▶ [Exercise task] Work through the material below and count the lines holding the word "Ordures"; give that count and nothing more.

▶ [Data section]

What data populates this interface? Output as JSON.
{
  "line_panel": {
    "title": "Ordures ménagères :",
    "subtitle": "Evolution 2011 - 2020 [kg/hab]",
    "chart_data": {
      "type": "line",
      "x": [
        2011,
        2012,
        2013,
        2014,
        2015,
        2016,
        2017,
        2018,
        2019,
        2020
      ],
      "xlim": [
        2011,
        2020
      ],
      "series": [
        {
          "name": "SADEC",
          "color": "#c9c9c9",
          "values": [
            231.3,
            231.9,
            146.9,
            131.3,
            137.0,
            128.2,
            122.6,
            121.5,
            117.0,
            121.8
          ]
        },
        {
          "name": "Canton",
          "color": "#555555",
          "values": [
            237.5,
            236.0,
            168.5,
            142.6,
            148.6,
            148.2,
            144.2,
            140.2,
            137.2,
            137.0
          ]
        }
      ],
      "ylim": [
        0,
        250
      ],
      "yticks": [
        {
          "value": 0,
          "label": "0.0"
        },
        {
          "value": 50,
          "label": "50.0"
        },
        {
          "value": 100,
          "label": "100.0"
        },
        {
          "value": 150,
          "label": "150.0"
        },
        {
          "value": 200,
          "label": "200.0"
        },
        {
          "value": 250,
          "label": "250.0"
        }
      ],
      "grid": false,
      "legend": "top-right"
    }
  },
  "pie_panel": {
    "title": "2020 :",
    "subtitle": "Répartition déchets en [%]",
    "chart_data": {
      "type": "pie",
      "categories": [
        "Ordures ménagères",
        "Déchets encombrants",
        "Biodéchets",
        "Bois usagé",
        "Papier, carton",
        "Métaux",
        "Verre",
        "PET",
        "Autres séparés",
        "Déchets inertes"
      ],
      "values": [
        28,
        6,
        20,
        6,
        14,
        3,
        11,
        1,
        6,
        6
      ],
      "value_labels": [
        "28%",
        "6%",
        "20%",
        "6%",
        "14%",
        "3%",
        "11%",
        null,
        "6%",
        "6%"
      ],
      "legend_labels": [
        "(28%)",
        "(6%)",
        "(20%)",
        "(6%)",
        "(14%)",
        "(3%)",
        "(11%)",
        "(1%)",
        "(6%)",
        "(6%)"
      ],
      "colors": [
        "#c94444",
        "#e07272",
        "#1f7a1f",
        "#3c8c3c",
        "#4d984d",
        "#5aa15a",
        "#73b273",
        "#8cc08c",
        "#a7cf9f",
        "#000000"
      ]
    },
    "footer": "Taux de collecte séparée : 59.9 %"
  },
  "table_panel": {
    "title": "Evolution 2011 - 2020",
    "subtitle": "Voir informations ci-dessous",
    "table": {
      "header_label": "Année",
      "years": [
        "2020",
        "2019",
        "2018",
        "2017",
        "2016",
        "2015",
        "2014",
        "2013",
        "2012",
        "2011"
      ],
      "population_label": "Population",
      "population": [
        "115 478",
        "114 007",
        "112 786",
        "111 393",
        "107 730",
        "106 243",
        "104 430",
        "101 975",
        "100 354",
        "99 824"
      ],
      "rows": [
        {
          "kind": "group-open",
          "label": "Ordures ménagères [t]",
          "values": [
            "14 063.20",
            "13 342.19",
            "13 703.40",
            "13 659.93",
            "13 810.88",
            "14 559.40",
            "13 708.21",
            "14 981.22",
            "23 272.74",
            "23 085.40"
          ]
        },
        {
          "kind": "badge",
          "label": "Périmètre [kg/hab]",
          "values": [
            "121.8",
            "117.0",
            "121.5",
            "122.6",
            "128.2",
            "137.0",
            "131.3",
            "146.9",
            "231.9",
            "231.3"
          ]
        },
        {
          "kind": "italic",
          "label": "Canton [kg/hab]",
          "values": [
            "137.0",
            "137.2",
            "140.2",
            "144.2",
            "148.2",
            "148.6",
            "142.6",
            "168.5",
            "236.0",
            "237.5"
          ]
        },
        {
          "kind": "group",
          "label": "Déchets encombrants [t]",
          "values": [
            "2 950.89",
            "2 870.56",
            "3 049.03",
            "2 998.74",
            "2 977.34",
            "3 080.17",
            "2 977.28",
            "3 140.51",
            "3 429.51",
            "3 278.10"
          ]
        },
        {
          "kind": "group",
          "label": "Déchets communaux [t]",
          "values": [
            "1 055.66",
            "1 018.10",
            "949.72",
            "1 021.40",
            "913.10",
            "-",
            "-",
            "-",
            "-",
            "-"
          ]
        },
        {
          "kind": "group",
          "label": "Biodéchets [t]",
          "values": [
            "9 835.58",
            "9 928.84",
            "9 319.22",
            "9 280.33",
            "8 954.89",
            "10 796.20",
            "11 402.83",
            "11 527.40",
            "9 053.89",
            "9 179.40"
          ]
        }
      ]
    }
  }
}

* * *

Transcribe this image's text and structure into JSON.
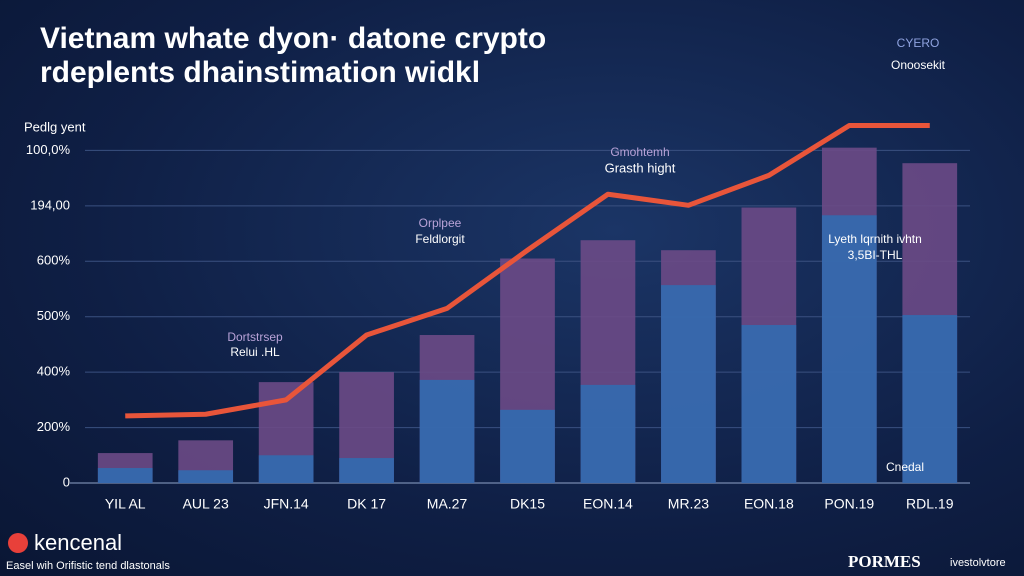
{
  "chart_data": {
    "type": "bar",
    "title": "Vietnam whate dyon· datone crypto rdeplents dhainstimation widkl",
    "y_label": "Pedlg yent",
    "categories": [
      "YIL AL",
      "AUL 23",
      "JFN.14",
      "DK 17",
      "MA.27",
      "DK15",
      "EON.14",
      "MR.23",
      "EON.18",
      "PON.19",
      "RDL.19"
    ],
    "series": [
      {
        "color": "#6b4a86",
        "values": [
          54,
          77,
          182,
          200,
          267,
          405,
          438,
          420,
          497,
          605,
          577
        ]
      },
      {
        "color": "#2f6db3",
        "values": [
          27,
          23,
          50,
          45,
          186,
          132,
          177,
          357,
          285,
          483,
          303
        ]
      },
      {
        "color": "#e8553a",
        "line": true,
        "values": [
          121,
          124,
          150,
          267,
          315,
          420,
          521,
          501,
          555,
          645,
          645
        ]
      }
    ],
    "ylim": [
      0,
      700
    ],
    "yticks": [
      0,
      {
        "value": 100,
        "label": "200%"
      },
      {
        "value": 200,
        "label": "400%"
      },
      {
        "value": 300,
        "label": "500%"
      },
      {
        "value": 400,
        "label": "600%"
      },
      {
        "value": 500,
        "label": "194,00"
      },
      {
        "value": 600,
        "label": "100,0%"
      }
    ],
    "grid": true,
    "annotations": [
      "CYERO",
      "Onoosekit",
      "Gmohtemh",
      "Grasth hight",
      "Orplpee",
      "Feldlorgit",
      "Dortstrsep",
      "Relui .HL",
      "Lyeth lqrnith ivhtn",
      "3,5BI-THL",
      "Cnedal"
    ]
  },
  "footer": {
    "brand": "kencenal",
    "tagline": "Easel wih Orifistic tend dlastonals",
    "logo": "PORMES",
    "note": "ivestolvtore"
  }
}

* * *

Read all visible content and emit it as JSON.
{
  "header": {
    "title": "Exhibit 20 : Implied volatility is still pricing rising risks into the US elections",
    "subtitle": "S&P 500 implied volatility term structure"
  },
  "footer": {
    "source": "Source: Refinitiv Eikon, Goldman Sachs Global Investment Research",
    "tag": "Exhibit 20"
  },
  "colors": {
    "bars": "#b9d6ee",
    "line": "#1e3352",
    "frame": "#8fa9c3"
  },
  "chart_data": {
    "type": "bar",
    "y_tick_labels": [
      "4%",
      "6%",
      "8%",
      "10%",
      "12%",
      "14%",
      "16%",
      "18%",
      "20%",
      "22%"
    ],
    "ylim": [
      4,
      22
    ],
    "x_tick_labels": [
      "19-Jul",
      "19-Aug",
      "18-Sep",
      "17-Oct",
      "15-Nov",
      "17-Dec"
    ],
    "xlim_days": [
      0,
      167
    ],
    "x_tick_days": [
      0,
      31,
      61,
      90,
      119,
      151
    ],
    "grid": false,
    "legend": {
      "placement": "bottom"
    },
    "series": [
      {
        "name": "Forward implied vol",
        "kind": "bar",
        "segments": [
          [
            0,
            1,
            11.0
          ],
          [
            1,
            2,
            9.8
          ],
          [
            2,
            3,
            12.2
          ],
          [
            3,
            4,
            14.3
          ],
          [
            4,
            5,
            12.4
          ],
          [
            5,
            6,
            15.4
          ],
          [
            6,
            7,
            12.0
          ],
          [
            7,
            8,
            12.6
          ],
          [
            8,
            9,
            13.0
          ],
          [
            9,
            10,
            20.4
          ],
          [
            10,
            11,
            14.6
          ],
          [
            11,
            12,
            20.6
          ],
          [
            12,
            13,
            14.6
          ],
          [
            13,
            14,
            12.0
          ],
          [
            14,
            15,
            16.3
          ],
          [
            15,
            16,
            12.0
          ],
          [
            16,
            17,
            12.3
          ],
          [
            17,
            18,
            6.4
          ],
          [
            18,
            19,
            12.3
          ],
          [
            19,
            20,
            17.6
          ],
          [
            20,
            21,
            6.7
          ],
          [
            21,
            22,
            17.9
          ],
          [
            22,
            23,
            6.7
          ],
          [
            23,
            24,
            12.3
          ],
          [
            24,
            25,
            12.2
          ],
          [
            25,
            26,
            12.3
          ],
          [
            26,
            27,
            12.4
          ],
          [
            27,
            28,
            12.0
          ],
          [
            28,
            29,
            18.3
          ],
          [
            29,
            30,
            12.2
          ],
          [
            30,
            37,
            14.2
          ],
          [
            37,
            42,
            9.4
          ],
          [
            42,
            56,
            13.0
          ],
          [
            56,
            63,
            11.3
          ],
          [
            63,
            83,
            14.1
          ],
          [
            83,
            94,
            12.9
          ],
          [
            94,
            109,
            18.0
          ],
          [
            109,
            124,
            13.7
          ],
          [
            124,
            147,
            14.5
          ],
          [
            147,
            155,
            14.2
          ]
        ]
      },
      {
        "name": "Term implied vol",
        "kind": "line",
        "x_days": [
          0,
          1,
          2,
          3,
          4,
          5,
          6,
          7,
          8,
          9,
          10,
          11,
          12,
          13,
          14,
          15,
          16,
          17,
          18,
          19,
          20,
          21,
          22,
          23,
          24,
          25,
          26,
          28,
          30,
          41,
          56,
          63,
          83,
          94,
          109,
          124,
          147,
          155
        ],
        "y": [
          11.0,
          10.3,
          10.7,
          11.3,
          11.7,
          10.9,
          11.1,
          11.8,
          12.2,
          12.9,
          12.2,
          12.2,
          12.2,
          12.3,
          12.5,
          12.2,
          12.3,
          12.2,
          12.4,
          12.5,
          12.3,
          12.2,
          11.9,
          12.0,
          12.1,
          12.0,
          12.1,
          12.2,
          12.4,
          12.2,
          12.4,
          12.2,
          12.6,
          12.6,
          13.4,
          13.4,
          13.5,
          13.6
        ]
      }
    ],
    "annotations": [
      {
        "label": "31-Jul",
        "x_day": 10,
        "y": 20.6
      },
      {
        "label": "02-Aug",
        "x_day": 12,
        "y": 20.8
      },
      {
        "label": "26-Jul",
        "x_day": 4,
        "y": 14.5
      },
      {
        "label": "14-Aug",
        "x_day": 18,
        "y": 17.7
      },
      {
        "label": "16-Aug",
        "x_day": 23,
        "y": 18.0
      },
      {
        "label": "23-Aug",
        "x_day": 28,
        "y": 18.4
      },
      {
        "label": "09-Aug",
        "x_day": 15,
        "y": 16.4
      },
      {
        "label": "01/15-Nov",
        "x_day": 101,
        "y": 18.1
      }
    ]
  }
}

▶ [Answer in full] 3